Records from a data collection
::::::

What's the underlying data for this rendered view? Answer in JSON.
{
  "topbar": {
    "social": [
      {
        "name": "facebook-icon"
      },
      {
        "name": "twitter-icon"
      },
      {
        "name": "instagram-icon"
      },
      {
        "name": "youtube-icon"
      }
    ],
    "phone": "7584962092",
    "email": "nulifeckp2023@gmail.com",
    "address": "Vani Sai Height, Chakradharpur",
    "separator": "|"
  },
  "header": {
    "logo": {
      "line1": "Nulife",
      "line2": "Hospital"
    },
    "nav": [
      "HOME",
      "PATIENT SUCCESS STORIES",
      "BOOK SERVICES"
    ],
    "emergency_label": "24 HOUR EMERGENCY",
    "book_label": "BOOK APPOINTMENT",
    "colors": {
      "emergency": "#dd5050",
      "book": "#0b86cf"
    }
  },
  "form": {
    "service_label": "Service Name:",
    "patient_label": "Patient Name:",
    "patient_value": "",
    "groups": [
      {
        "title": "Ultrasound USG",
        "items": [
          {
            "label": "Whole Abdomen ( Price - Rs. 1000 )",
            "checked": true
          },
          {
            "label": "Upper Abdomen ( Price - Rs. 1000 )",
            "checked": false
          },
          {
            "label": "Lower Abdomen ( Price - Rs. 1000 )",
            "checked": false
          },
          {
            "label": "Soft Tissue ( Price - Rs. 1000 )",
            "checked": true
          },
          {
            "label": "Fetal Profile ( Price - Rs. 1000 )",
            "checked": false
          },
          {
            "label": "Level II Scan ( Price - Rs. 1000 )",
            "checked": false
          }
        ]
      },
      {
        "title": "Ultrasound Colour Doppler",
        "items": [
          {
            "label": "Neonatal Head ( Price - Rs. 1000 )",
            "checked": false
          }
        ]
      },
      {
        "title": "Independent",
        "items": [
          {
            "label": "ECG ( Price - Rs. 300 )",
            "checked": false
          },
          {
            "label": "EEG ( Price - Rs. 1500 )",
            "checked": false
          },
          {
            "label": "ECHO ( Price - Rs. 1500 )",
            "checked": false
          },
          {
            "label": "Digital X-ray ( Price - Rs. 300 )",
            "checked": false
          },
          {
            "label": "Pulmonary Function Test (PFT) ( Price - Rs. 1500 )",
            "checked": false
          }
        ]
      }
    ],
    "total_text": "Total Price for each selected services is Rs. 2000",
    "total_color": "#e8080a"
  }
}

::::::

PROMPT> Your task is to return the full listing exactly as it was given.

CORRECT RESULT>
What's the underlying data for this rendered view? Answer in JSON.
{
  "topbar": {
    "social": [
      {
        "name": "facebook-icon"
      },
      {
        "name": "twitter-icon"
      },
      {
        "name": "instagram-icon"
      },
      {
        "name": "youtube-icon"
      }
    ],
    "phone": "7584962092",
    "email": "nulifeckp2023@gmail.com",
    "address": "Vani Sai Height, Chakradharpur",
    "separator": "|"
  },
  "header": {
    "logo": {
      "line1": "Nulife",
      "line2": "Hospital"
    },
    "nav": [
      "HOME",
      "PATIENT SUCCESS STORIES",
      "BOOK SERVICES"
    ],
    "emergency_label": "24 HOUR EMERGENCY",
    "book_label": "BOOK APPOINTMENT",
    "colors": {
      "emergency": "#dd5050",
      "book": "#0b86cf"
    }
  },
  "form": {
    "service_label": "Service Name:",
    "patient_label": "Patient Name:",
    "patient_value": "",
    "groups": [
      {
        "title": "Ultrasound USG",
        "items": [
          {
            "label": "Whole Abdomen ( Price - Rs. 1000 )",
            "checked": true
          },
          {
            "label": "Upper Abdomen ( Price - Rs. 1000 )",
            "checked": false
          },
          {
            "label": "Lower Abdomen ( Price - Rs. 1000 )",
            "checked": false
          },
          {
            "label": "Soft Tissue ( Price - Rs. 1000 )",
            "checked": true
          },
          {
            "label": "Fetal Profile ( Price - Rs. 1000 )",
            "checked": false
          },
          {
            "label": "Level II Scan ( Price - Rs. 1000 )",
            "checked": false
          }
        ]
      },
      {
        "title": "Ultrasound Colour Doppler",
        "items": [
          {
            "label": "Neonatal Head ( Price - Rs. 1000 )",
            "checked": false
          }
        ]
      },
      {
        "title": "Independent",
        "items": [
          {
            "label": "ECG ( Price - Rs. 300 )",
            "checked": false
          },
          {
            "label": "EEG ( Price - Rs. 1500 )",
            "checked": false
          },
          {
            "label": "ECHO ( Price - Rs. 1500 )",
            "checked": false
          },
          {
            "label": "Digital X-ray ( Price - Rs. 300 )",
            "checked": false
          },
          {
            "label": "Pulmonary Function Test (PFT) ( Price - Rs. 1500 )",
            "checked": false
          }
        ]
      }
    ],
    "total_text": "Total Price for each selected services is Rs. 2000",
    "total_color": "#e8080a"
  }
}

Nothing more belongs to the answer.